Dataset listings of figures
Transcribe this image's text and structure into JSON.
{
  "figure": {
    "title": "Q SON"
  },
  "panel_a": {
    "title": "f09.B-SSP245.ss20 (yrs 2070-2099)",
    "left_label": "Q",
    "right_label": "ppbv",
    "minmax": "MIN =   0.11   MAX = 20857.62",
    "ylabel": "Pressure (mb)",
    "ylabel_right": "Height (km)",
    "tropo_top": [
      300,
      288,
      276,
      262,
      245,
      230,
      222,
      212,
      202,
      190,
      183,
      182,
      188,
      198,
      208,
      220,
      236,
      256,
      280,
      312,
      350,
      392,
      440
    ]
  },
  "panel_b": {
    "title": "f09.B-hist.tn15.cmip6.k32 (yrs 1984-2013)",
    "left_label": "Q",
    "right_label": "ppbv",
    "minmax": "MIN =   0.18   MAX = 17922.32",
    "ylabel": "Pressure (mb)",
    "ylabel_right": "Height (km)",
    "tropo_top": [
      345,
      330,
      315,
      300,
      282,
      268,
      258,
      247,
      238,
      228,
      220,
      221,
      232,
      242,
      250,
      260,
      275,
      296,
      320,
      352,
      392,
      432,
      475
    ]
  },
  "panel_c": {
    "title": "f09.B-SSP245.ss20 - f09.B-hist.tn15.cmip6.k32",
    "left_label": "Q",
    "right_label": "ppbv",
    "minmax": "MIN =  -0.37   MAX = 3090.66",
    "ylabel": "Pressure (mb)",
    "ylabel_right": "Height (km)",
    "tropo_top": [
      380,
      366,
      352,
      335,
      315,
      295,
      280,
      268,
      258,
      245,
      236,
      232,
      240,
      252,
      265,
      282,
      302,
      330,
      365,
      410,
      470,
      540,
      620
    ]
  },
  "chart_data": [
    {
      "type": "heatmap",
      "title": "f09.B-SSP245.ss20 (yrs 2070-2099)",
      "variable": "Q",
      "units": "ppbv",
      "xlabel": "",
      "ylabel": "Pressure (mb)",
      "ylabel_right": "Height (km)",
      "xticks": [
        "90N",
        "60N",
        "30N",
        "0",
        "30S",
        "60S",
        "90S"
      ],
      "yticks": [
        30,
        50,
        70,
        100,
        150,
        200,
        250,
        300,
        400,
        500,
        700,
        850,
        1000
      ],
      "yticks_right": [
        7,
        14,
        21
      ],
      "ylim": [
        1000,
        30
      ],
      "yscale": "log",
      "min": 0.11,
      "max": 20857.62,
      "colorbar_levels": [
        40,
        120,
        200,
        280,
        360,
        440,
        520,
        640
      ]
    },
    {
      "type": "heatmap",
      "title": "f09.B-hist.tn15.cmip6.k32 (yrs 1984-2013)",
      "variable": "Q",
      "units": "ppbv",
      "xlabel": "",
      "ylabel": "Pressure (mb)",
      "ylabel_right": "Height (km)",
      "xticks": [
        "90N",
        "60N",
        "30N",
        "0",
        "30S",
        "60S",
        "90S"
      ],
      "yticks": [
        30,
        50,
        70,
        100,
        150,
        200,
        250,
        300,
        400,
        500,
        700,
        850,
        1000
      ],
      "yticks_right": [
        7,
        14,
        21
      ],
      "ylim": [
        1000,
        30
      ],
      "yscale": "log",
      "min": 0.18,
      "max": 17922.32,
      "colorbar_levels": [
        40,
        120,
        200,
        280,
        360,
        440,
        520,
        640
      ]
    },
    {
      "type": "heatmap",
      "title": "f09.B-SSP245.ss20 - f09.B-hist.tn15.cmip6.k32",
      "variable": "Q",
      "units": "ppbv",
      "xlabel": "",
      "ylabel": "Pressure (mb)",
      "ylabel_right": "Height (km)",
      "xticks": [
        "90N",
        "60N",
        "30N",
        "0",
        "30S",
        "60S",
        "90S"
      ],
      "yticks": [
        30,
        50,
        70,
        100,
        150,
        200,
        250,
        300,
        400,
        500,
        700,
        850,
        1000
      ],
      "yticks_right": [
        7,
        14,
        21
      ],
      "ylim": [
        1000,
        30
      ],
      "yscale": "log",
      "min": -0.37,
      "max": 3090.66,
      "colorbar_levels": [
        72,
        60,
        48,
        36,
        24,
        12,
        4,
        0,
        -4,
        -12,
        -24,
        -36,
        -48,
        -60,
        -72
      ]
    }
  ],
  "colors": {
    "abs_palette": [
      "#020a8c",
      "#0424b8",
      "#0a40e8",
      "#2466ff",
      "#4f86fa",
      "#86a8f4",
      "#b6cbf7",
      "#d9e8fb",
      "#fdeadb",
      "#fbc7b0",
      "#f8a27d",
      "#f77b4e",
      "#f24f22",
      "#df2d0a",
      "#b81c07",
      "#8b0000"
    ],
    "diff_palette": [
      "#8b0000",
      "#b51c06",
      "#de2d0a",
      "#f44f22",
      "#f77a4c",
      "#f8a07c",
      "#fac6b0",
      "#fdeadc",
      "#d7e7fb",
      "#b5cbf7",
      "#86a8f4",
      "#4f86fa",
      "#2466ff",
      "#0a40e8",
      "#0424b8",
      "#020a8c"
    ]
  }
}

◆ Short task: Reproduce the whole listing word for word.

◆ Exercise answer:
Transcribe this image's text and structure into JSON.
{
  "figure": {
    "title": "Q SON"
  },
  "panel_a": {
    "title": "f09.B-SSP245.ss20 (yrs 2070-2099)",
    "left_label": "Q",
    "right_label": "ppbv",
    "minmax": "MIN =   0.11   MAX = 20857.62",
    "ylabel": "Pressure (mb)",
    "ylabel_right": "Height (km)",
    "tropo_top": [
      300,
      288,
      276,
      262,
      245,
      230,
      222,
      212,
      202,
      190,
      183,
      182,
      188,
      198,
      208,
      220,
      236,
      256,
      280,
      312,
      350,
      392,
      440
    ]
  },
  "panel_b": {
    "title": "f09.B-hist.tn15.cmip6.k32 (yrs 1984-2013)",
    "left_label": "Q",
    "right_label": "ppbv",
    "minmax": "MIN =   0.18   MAX = 17922.32",
    "ylabel": "Pressure (mb)",
    "ylabel_right": "Height (km)",
    "tropo_top": [
      345,
      330,
      315,
      300,
      282,
      268,
      258,
      247,
      238,
      228,
      220,
      221,
      232,
      242,
      250,
      260,
      275,
      296,
      320,
      352,
      392,
      432,
      475
    ]
  },
  "panel_c": {
    "title": "f09.B-SSP245.ss20 - f09.B-hist.tn15.cmip6.k32",
    "left_label": "Q",
    "right_label": "ppbv",
    "minmax": "MIN =  -0.37   MAX = 3090.66",
    "ylabel": "Pressure (mb)",
    "ylabel_right": "Height (km)",
    "tropo_top": [
      380,
      366,
      352,
      335,
      315,
      295,
      280,
      268,
      258,
      245,
      236,
      232,
      240,
      252,
      265,
      282,
      302,
      330,
      365,
      410,
      470,
      540,
      620
    ]
  },
  "chart_data": [
    {
      "type": "heatmap",
      "title": "f09.B-SSP245.ss20 (yrs 2070-2099)",
      "variable": "Q",
      "units": "ppbv",
      "xlabel": "",
      "ylabel": "Pressure (mb)",
      "ylabel_right": "Height (km)",
      "xticks": [
        "90N",
        "60N",
        "30N",
        "0",
        "30S",
        "60S",
        "90S"
      ],
      "yticks": [
        30,
        50,
        70,
        100,
        150,
        200,
        250,
        300,
        400,
        500,
        700,
        850,
        1000
      ],
      "yticks_right": [
        7,
        14,
        21
      ],
      "ylim": [
        1000,
        30
      ],
      "yscale": "log",
      "min": 0.11,
      "max": 20857.62,
      "colorbar_levels": [
        40,
        120,
        200,
        280,
        360,
        440,
        520,
        640
      ]
    },
    {
      "type": "heatmap",
      "title": "f09.B-hist.tn15.cmip6.k32 (yrs 1984-2013)",
      "variable": "Q",
      "units": "ppbv",
      "xlabel": "",
      "ylabel": "Pressure (mb)",
      "ylabel_right": "Height (km)",
      "xticks": [
        "90N",
        "60N",
        "30N",
        "0",
        "30S",
        "60S",
        "90S"
      ],
      "yticks": [
        30,
        50,
        70,
        100,
        150,
        200,
        250,
        300,
        400,
        500,
        700,
        850,
        1000
      ],
      "yticks_right": [
        7,
        14,
        21
      ],
      "ylim": [
        1000,
        30
      ],
      "yscale": "log",
      "min": 0.18,
      "max": 17922.32,
      "colorbar_levels": [
        40,
        120,
        200,
        280,
        360,
        440,
        520,
        640
      ]
    },
    {
      "type": "heatmap",
      "title": "f09.B-SSP245.ss20 - f09.B-hist.tn15.cmip6.k32",
      "variable": "Q",
      "units": "ppbv",
      "xlabel": "",
      "ylabel": "Pressure (mb)",
      "ylabel_right": "Height (km)",
      "xticks": [
        "90N",
        "60N",
        "30N",
        "0",
        "30S",
        "60S",
        "90S"
      ],
      "yticks": [
        30,
        50,
        70,
        100,
        150,
        200,
        250,
        300,
        400,
        500,
        700,
        850,
        1000
      ],
      "yticks_right": [
        7,
        14,
        21
      ],
      "ylim": [
        1000,
        30
      ],
      "yscale": "log",
      "min": -0.37,
      "max": 3090.66,
      "colorbar_levels": [
        72,
        60,
        48,
        36,
        24,
        12,
        4,
        0,
        -4,
        -12,
        -24,
        -36,
        -48,
        -60,
        -72
      ]
    }
  ],
  "colors": {
    "abs_palette": [
      "#020a8c",
      "#0424b8",
      "#0a40e8",
      "#2466ff",
      "#4f86fa",
      "#86a8f4",
      "#b6cbf7",
      "#d9e8fb",
      "#fdeadb",
      "#fbc7b0",
      "#f8a27d",
      "#f77b4e",
      "#f24f22",
      "#df2d0a",
      "#b81c07",
      "#8b0000"
    ],
    "diff_palette": [
      "#8b0000",
      "#b51c06",
      "#de2d0a",
      "#f44f22",
      "#f77a4c",
      "#f8a07c",
      "#fac6b0",
      "#fdeadc",
      "#d7e7fb",
      "#b5cbf7",
      "#86a8f4",
      "#4f86fa",
      "#2466ff",
      "#0a40e8",
      "#0424b8",
      "#020a8c"
    ]
  }
}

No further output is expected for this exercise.